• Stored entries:
—————
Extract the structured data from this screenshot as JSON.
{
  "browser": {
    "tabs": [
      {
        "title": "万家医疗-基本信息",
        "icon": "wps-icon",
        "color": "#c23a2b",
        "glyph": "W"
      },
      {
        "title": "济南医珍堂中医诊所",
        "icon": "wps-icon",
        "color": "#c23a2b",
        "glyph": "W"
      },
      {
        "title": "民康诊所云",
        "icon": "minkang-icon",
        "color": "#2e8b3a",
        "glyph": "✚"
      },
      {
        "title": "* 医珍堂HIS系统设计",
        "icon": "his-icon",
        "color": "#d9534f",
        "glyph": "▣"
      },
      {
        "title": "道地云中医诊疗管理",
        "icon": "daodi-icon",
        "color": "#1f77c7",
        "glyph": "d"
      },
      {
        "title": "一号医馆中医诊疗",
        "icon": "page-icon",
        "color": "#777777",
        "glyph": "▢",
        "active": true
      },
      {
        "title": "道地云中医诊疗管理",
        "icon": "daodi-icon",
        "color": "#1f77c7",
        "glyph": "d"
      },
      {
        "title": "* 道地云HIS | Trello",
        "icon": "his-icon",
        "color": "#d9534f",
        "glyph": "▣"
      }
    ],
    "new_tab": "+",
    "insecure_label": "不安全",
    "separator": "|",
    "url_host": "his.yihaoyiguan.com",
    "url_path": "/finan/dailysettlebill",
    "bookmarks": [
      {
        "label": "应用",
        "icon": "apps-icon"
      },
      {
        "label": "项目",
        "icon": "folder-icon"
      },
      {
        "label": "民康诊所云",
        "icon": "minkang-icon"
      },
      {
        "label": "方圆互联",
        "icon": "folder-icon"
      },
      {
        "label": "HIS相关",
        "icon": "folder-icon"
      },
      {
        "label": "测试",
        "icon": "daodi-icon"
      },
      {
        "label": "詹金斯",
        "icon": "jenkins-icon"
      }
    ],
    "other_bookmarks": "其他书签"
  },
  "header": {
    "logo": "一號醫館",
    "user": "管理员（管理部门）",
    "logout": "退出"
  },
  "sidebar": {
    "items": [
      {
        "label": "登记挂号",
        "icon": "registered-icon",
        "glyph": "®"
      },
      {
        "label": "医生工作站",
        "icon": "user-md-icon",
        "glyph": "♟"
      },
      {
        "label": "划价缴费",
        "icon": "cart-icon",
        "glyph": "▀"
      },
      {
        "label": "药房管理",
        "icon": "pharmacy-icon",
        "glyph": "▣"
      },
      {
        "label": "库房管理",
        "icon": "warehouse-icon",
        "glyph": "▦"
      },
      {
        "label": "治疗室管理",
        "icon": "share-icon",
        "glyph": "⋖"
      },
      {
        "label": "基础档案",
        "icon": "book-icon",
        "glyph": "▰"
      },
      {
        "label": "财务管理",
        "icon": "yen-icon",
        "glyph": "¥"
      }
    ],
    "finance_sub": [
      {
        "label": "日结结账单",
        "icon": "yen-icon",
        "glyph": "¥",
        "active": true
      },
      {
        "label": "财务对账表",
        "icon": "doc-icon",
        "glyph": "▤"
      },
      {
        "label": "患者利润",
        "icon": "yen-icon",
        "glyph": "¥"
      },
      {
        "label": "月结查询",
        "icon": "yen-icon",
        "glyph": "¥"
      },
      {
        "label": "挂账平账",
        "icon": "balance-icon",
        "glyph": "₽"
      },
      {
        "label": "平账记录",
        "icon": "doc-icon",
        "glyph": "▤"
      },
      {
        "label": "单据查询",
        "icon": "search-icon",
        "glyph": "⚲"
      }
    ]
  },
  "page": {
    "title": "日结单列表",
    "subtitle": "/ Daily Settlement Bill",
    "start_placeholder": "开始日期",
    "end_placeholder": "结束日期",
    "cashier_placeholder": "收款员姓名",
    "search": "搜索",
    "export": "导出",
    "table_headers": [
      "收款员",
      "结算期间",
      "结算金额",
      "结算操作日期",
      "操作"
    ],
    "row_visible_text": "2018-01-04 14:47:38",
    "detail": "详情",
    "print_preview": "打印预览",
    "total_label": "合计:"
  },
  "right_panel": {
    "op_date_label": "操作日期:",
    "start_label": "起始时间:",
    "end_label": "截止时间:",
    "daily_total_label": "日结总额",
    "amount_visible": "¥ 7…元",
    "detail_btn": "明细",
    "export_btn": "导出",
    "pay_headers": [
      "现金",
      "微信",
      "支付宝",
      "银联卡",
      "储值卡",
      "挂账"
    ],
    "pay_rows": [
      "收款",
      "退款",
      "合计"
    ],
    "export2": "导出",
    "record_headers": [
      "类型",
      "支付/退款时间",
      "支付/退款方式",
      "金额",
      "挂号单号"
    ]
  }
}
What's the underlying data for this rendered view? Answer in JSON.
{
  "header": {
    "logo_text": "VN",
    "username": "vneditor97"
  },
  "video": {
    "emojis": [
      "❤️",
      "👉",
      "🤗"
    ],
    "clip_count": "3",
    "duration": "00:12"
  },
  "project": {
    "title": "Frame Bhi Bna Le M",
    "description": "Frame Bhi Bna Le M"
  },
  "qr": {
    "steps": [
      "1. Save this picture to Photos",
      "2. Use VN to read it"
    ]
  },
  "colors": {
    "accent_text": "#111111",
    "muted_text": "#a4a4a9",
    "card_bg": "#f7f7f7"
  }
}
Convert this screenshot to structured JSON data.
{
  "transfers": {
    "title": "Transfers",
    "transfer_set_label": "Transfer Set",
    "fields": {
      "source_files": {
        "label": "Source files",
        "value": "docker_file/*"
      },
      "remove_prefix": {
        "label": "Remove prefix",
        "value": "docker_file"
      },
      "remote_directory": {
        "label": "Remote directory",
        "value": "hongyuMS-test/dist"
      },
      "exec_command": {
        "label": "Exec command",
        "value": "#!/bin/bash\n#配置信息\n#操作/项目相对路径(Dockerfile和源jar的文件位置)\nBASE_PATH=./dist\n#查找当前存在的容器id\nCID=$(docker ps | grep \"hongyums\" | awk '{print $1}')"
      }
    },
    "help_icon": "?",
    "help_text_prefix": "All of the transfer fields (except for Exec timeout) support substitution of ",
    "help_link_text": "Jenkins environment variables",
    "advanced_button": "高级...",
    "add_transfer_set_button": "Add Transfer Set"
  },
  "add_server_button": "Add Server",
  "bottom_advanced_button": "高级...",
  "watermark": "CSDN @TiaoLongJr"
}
—————
Return each line of the data exactly as written above.

Extract the structured data from this screenshot as JSON.
{
  "browser": {
    "tabs": [
      {
        "title": "万家医疗-基本信息",
        "icon": "wps-icon",
        "color": "#c23a2b",
        "glyph": "W"
      },
      {
        "title": "济南医珍堂中医诊所",
        "icon": "wps-icon",
        "color": "#c23a2b",
        "glyph": "W"
      },
      {
        "title": "民康诊所云",
        "icon": "minkang-icon",
        "color": "#2e8b3a",
        "glyph": "✚"
      },
      {
        "title": "* 医珍堂HIS系统设计",
        "icon": "his-icon",
        "color": "#d9534f",
        "glyph": "▣"
      },
      {
        "title": "道地云中医诊疗管理",
        "icon": "daodi-icon",
        "color": "#1f77c7",
        "glyph": "d"
      },
      {
        "title": "一号医馆中医诊疗",
        "icon": "page-icon",
        "color": "#777777",
        "glyph": "▢",
        "active": true
      },
      {
        "title": "道地云中医诊疗管理",
        "icon": "daodi-icon",
        "color": "#1f77c7",
        "glyph": "d"
      },
      {
        "title": "* 道地云HIS | Trello",
        "icon": "his-icon",
        "color": "#d9534f",
        "glyph": "▣"
      }
    ],
    "new_tab": "+",
    "insecure_label": "不安全",
    "separator": "|",
    "url_host": "his.yihaoyiguan.com",
    "url_path": "/finan/dailysettlebill",
    "bookmarks": [
      {
        "label": "应用",
        "icon": "apps-icon"
      },
      {
        "label": "项目",
        "icon": "folder-icon"
      },
      {
        "label": "民康诊所云",
        "icon": "minkang-icon"
      },
      {
        "label": "方圆互联",
        "icon": "folder-icon"
      },
      {
        "label": "HIS相关",
        "icon": "folder-icon"
      },
      {
        "label": "测试",
        "icon": "daodi-icon"
      },
      {
        "label": "詹金斯",
        "icon": "jenkins-icon"
      }
    ],
    "other_bookmarks": "其他书签"
  },
  "header": {
    "logo": "一號醫館",
    "user": "管理员（管理部门）",
    "logout": "退出"
  },
  "sidebar": {
    "items": [
      {
        "label": "登记挂号",
        "icon": "registered-icon",
        "glyph": "®"
      },
      {
        "label": "医生工作站",
        "icon": "user-md-icon",
        "glyph": "♟"
      },
      {
        "label": "划价缴费",
        "icon": "cart-icon",
        "glyph": "▀"
      },
      {
        "label": "药房管理",
        "icon": "pharmacy-icon",
        "glyph": "▣"
      },
      {
        "label": "库房管理",
        "icon": "warehouse-icon",
        "glyph": "▦"
      },
      {
        "label": "治疗室管理",
        "icon": "share-icon",
        "glyph": "⋖"
      },
      {
        "label": "基础档案",
        "icon": "book-icon",
        "glyph": "▰"
      },
      {
        "label": "财务管理",
        "icon": "yen-icon",
        "glyph": "¥"
      }
    ],
    "finance_sub": [
      {
        "label": "日结结账单",
        "icon": "yen-icon",
        "glyph": "¥",
        "active": true
      },
      {
        "label": "财务对账表",
        "icon": "doc-icon",
        "glyph": "▤"
      },
      {
        "label": "患者利润",
        "icon": "yen-icon",
        "glyph": "¥"
      },
      {
        "label": "月结查询",
        "icon": "yen-icon",
        "glyph": "¥"
      },
      {
        "label": "挂账平账",
        "icon": "balance-icon",
        "glyph": "₽"
      },
      {
        "label": "平账记录",
        "icon": "doc-icon",
        "glyph": "▤"
      },
      {
        "label": "单据查询",
        "icon": "search-icon",
        "glyph": "⚲"
      }
    ]
  },
  "page": {
    "title": "日结单列表",
    "subtitle": "/ Daily Settlement Bill",
    "start_placeholder": "开始日期",
    "end_placeholder": "结束日期",
    "cashier_placeholder": "收款员姓名",
    "search": "搜索",
    "export": "导出",
    "table_headers": [
      "收款员",
      "结算期间",
      "结算金额",
      "结算操作日期",
      "操作"
    ],
    "row_visible_text": "2018-01-04 14:47:38",
    "detail": "详情",
    "print_preview": "打印预览",
    "total_label": "合计:"
  },
  "right_panel": {
    "op_date_label": "操作日期:",
    "start_label": "起始时间:",
    "end_label": "截止时间:",
    "daily_total_label": "日结总额",
    "amount_visible": "¥ 7…元",
    "detail_btn": "明细",
    "export_btn": "导出",
    "pay_headers": [
      "现金",
      "微信",
      "支付宝",
      "银联卡",
      "储值卡",
      "挂账"
    ],
    "pay_rows": [
      "收款",
      "退款",
      "合计"
    ],
    "export2": "导出",
    "record_headers": [
      "类型",
      "支付/退款时间",
      "支付/退款方式",
      "金额",
      "挂号单号"
    ]
  }
}
What's the underlying data for this rendered view? Answer in JSON.
{
  "header": {
    "logo_text": "VN",
    "username": "vneditor97"
  },
  "video": {
    "emojis": [
      "❤️",
      "👉",
      "🤗"
    ],
    "clip_count": "3",
    "duration": "00:12"
  },
  "project": {
    "title": "Frame Bhi Bna Le M",
    "description": "Frame Bhi Bna Le M"
  },
  "qr": {
    "steps": [
      "1. Save this picture to Photos",
      "2. Use VN to read it"
    ]
  },
  "colors": {
    "accent_text": "#111111",
    "muted_text": "#a4a4a9",
    "card_bg": "#f7f7f7"
  }
}
Convert this screenshot to structured JSON data.
{
  "transfers": {
    "title": "Transfers",
    "transfer_set_label": "Transfer Set",
    "fields": {
      "source_files": {
        "label": "Source files",
        "value": "docker_file/*"
      },
      "remove_prefix": {
        "label": "Remove prefix",
        "value": "docker_file"
      },
      "remote_directory": {
        "label": "Remote directory",
        "value": "hongyuMS-test/dist"
      },
      "exec_command": {
        "label": "Exec command",
        "value": "#!/bin/bash\n#配置信息\n#操作/项目相对路径(Dockerfile和源jar的文件位置)\nBASE_PATH=./dist\n#查找当前存在的容器id\nCID=$(docker ps | grep \"hongyums\" | awk '{print $1}')"
      }
    },
    "help_icon": "?",
    "help_text_prefix": "All of the transfer fields (except for Exec timeout) support substitution of ",
    "help_link_text": "Jenkins environment variables",
    "advanced_button": "高级...",
    "add_transfer_set_button": "Add Transfer Set"
  },
  "add_server_button": "Add Server",
  "bottom_advanced_button": "高级...",
  "watermark": "CSDN @TiaoLongJr"
}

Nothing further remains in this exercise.